**PROBLEM DESCRIPTION**
Copy every record exactly, and keep the pictures out.

**MATERIAL PROVIDED**

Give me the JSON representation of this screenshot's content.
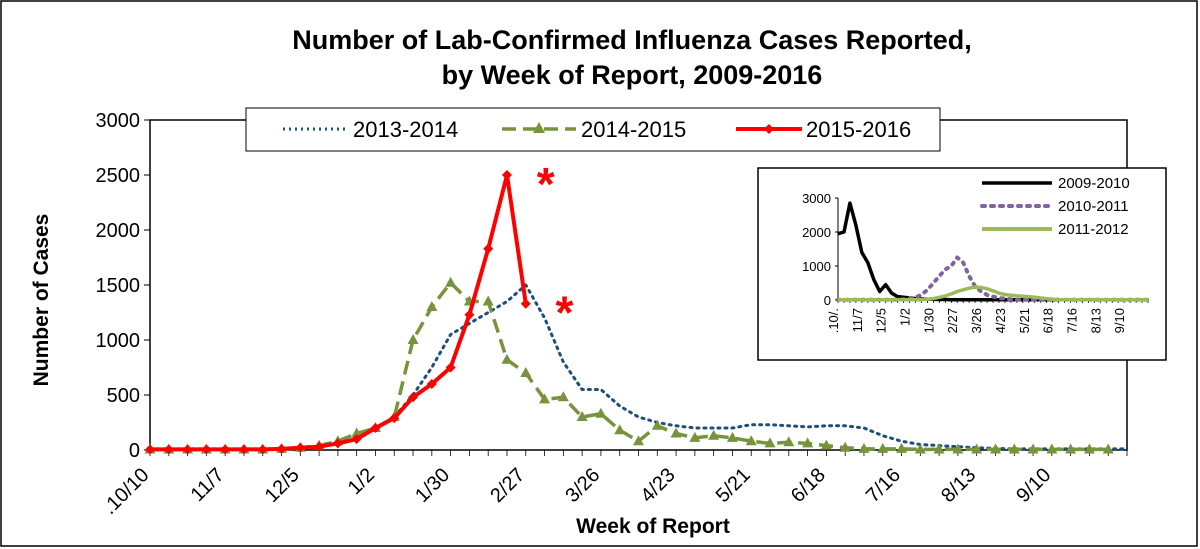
{
  "chart_data": [
    {
      "type": "line",
      "title_lines": [
        "Number of Lab-Confirmed Influenza Cases Reported,",
        "by Week of Report, 2009-2016"
      ],
      "xlabel": "Week of Report",
      "ylabel": "Number of Cases",
      "ylim": [
        0,
        3000
      ],
      "yticks": [
        0,
        500,
        1000,
        1500,
        2000,
        2500,
        3000
      ],
      "week_count": 52,
      "xtick_labels": [
        {
          "week": 0,
          "label": ".10/10"
        },
        {
          "week": 4,
          "label": "11/7"
        },
        {
          "week": 8,
          "label": "12/5"
        },
        {
          "week": 12,
          "label": "1/2"
        },
        {
          "week": 16,
          "label": "1/30"
        },
        {
          "week": 20,
          "label": "2/27"
        },
        {
          "week": 24,
          "label": "3/26"
        },
        {
          "week": 28,
          "label": "4/23"
        },
        {
          "week": 32,
          "label": "5/21"
        },
        {
          "week": 36,
          "label": "6/18"
        },
        {
          "week": 40,
          "label": "7/16"
        },
        {
          "week": 44,
          "label": "8/13"
        },
        {
          "week": 48,
          "label": "9/10"
        }
      ],
      "series": [
        {
          "name": "2013-2014",
          "color": "#1f4e79",
          "style": "dotted",
          "values": [
            10,
            10,
            10,
            10,
            10,
            10,
            10,
            10,
            20,
            30,
            60,
            100,
            200,
            300,
            500,
            750,
            1050,
            1150,
            1250,
            1350,
            1500,
            1200,
            800,
            550,
            550,
            400,
            300,
            250,
            220,
            200,
            200,
            200,
            230,
            230,
            220,
            210,
            220,
            220,
            200,
            130,
            80,
            50,
            40,
            30,
            20,
            15,
            10,
            10,
            10,
            10,
            10,
            10,
            10
          ]
        },
        {
          "name": "2014-2015",
          "color": "#77933c",
          "style": "dashed-triangle",
          "values": [
            5,
            5,
            5,
            5,
            5,
            5,
            5,
            10,
            20,
            40,
            80,
            150,
            200,
            300,
            1000,
            1300,
            1520,
            1350,
            1350,
            820,
            700,
            460,
            480,
            300,
            330,
            180,
            80,
            220,
            150,
            110,
            130,
            110,
            80,
            60,
            70,
            60,
            40,
            20,
            10,
            10,
            10,
            5,
            5,
            5,
            5,
            5,
            5,
            5,
            5,
            5,
            5,
            5
          ]
        },
        {
          "name": "2015-2016",
          "color": "#ff0000",
          "style": "solid-diamond",
          "values": [
            5,
            5,
            5,
            5,
            5,
            5,
            5,
            10,
            20,
            30,
            60,
            100,
            200,
            290,
            480,
            600,
            750,
            1230,
            1830,
            2500,
            1330
          ]
        }
      ],
      "annotations": [
        {
          "text": "*",
          "week": 20,
          "value": 2500
        },
        {
          "text": "*",
          "week": 21,
          "value": 1330
        }
      ]
    },
    {
      "type": "line",
      "role": "inset",
      "ylim": [
        0,
        3000
      ],
      "yticks": [
        0,
        1000,
        2000,
        3000
      ],
      "week_count": 52,
      "xtick_labels": [
        {
          "week": 0,
          "label": ".10/."
        },
        {
          "week": 4,
          "label": "11/7"
        },
        {
          "week": 8,
          "label": "12/5"
        },
        {
          "week": 12,
          "label": "1/2"
        },
        {
          "week": 16,
          "label": "1/30"
        },
        {
          "week": 20,
          "label": "2/27"
        },
        {
          "week": 24,
          "label": "3/26"
        },
        {
          "week": 28,
          "label": "4/23"
        },
        {
          "week": 32,
          "label": "5/21"
        },
        {
          "week": 36,
          "label": "6/18"
        },
        {
          "week": 40,
          "label": "7/16"
        },
        {
          "week": 44,
          "label": "8/13"
        },
        {
          "week": 48,
          "label": "9/10"
        }
      ],
      "series": [
        {
          "name": "2009-2010",
          "color": "#000000",
          "style": "solid",
          "values": [
            1950,
            2000,
            2850,
            2200,
            1400,
            1100,
            600,
            250,
            450,
            200,
            100,
            80,
            60,
            40,
            30,
            20,
            20,
            15,
            15,
            10,
            10,
            10,
            10,
            10,
            10,
            10,
            10,
            10,
            10,
            10,
            10,
            10,
            10,
            10,
            10,
            10,
            10,
            10,
            10,
            10,
            10,
            10,
            10,
            10,
            10,
            10,
            10,
            10,
            10,
            10,
            10,
            10,
            10
          ]
        },
        {
          "name": "2010-2011",
          "color": "#8064a2",
          "style": "dotted",
          "values": [
            10,
            10,
            10,
            10,
            10,
            10,
            10,
            10,
            10,
            10,
            10,
            20,
            40,
            80,
            150,
            300,
            500,
            700,
            900,
            1000,
            1250,
            1100,
            700,
            400,
            250,
            150,
            100,
            60,
            40,
            20,
            10,
            10,
            10,
            10,
            10,
            10,
            10,
            10,
            10,
            10,
            10,
            10,
            10,
            10,
            10,
            10,
            10,
            10,
            10,
            10,
            10,
            10,
            10
          ]
        },
        {
          "name": "2011-2012",
          "color": "#9bbb59",
          "style": "solid",
          "values": [
            5,
            5,
            5,
            5,
            5,
            5,
            5,
            5,
            5,
            5,
            5,
            5,
            5,
            5,
            10,
            20,
            40,
            80,
            120,
            180,
            250,
            300,
            350,
            380,
            370,
            330,
            270,
            200,
            160,
            140,
            120,
            110,
            100,
            80,
            60,
            40,
            20,
            10,
            5,
            5,
            5,
            5,
            5,
            5,
            5,
            5,
            5,
            5,
            5,
            5,
            5,
            5,
            5
          ]
        }
      ]
    }
  ]
}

**SOLVED EXERCISE**
Give me the JSON representation of this screenshot's content.
{
  "chart_data": [
    {
      "type": "line",
      "title_lines": [
        "Number of Lab-Confirmed Influenza Cases Reported,",
        "by Week of Report, 2009-2016"
      ],
      "xlabel": "Week of Report",
      "ylabel": "Number of Cases",
      "ylim": [
        0,
        3000
      ],
      "yticks": [
        0,
        500,
        1000,
        1500,
        2000,
        2500,
        3000
      ],
      "week_count": 52,
      "xtick_labels": [
        {
          "week": 0,
          "label": ".10/10"
        },
        {
          "week": 4,
          "label": "11/7"
        },
        {
          "week": 8,
          "label": "12/5"
        },
        {
          "week": 12,
          "label": "1/2"
        },
        {
          "week": 16,
          "label": "1/30"
        },
        {
          "week": 20,
          "label": "2/27"
        },
        {
          "week": 24,
          "label": "3/26"
        },
        {
          "week": 28,
          "label": "4/23"
        },
        {
          "week": 32,
          "label": "5/21"
        },
        {
          "week": 36,
          "label": "6/18"
        },
        {
          "week": 40,
          "label": "7/16"
        },
        {
          "week": 44,
          "label": "8/13"
        },
        {
          "week": 48,
          "label": "9/10"
        }
      ],
      "series": [
        {
          "name": "2013-2014",
          "color": "#1f4e79",
          "style": "dotted",
          "values": [
            10,
            10,
            10,
            10,
            10,
            10,
            10,
            10,
            20,
            30,
            60,
            100,
            200,
            300,
            500,
            750,
            1050,
            1150,
            1250,
            1350,
            1500,
            1200,
            800,
            550,
            550,
            400,
            300,
            250,
            220,
            200,
            200,
            200,
            230,
            230,
            220,
            210,
            220,
            220,
            200,
            130,
            80,
            50,
            40,
            30,
            20,
            15,
            10,
            10,
            10,
            10,
            10,
            10,
            10
          ]
        },
        {
          "name": "2014-2015",
          "color": "#77933c",
          "style": "dashed-triangle",
          "values": [
            5,
            5,
            5,
            5,
            5,
            5,
            5,
            10,
            20,
            40,
            80,
            150,
            200,
            300,
            1000,
            1300,
            1520,
            1350,
            1350,
            820,
            700,
            460,
            480,
            300,
            330,
            180,
            80,
            220,
            150,
            110,
            130,
            110,
            80,
            60,
            70,
            60,
            40,
            20,
            10,
            10,
            10,
            5,
            5,
            5,
            5,
            5,
            5,
            5,
            5,
            5,
            5,
            5
          ]
        },
        {
          "name": "2015-2016",
          "color": "#ff0000",
          "style": "solid-diamond",
          "values": [
            5,
            5,
            5,
            5,
            5,
            5,
            5,
            10,
            20,
            30,
            60,
            100,
            200,
            290,
            480,
            600,
            750,
            1230,
            1830,
            2500,
            1330
          ]
        }
      ],
      "annotations": [
        {
          "text": "*",
          "week": 20,
          "value": 2500
        },
        {
          "text": "*",
          "week": 21,
          "value": 1330
        }
      ]
    },
    {
      "type": "line",
      "role": "inset",
      "ylim": [
        0,
        3000
      ],
      "yticks": [
        0,
        1000,
        2000,
        3000
      ],
      "week_count": 52,
      "xtick_labels": [
        {
          "week": 0,
          "label": ".10/."
        },
        {
          "week": 4,
          "label": "11/7"
        },
        {
          "week": 8,
          "label": "12/5"
        },
        {
          "week": 12,
          "label": "1/2"
        },
        {
          "week": 16,
          "label": "1/30"
        },
        {
          "week": 20,
          "label": "2/27"
        },
        {
          "week": 24,
          "label": "3/26"
        },
        {
          "week": 28,
          "label": "4/23"
        },
        {
          "week": 32,
          "label": "5/21"
        },
        {
          "week": 36,
          "label": "6/18"
        },
        {
          "week": 40,
          "label": "7/16"
        },
        {
          "week": 44,
          "label": "8/13"
        },
        {
          "week": 48,
          "label": "9/10"
        }
      ],
      "series": [
        {
          "name": "2009-2010",
          "color": "#000000",
          "style": "solid",
          "values": [
            1950,
            2000,
            2850,
            2200,
            1400,
            1100,
            600,
            250,
            450,
            200,
            100,
            80,
            60,
            40,
            30,
            20,
            20,
            15,
            15,
            10,
            10,
            10,
            10,
            10,
            10,
            10,
            10,
            10,
            10,
            10,
            10,
            10,
            10,
            10,
            10,
            10,
            10,
            10,
            10,
            10,
            10,
            10,
            10,
            10,
            10,
            10,
            10,
            10,
            10,
            10,
            10,
            10,
            10
          ]
        },
        {
          "name": "2010-2011",
          "color": "#8064a2",
          "style": "dotted",
          "values": [
            10,
            10,
            10,
            10,
            10,
            10,
            10,
            10,
            10,
            10,
            10,
            20,
            40,
            80,
            150,
            300,
            500,
            700,
            900,
            1000,
            1250,
            1100,
            700,
            400,
            250,
            150,
            100,
            60,
            40,
            20,
            10,
            10,
            10,
            10,
            10,
            10,
            10,
            10,
            10,
            10,
            10,
            10,
            10,
            10,
            10,
            10,
            10,
            10,
            10,
            10,
            10,
            10,
            10
          ]
        },
        {
          "name": "2011-2012",
          "color": "#9bbb59",
          "style": "solid",
          "values": [
            5,
            5,
            5,
            5,
            5,
            5,
            5,
            5,
            5,
            5,
            5,
            5,
            5,
            5,
            10,
            20,
            40,
            80,
            120,
            180,
            250,
            300,
            350,
            380,
            370,
            330,
            270,
            200,
            160,
            140,
            120,
            110,
            100,
            80,
            60,
            40,
            20,
            10,
            5,
            5,
            5,
            5,
            5,
            5,
            5,
            5,
            5,
            5,
            5,
            5,
            5,
            5,
            5
          ]
        }
      ]
    }
  ]
}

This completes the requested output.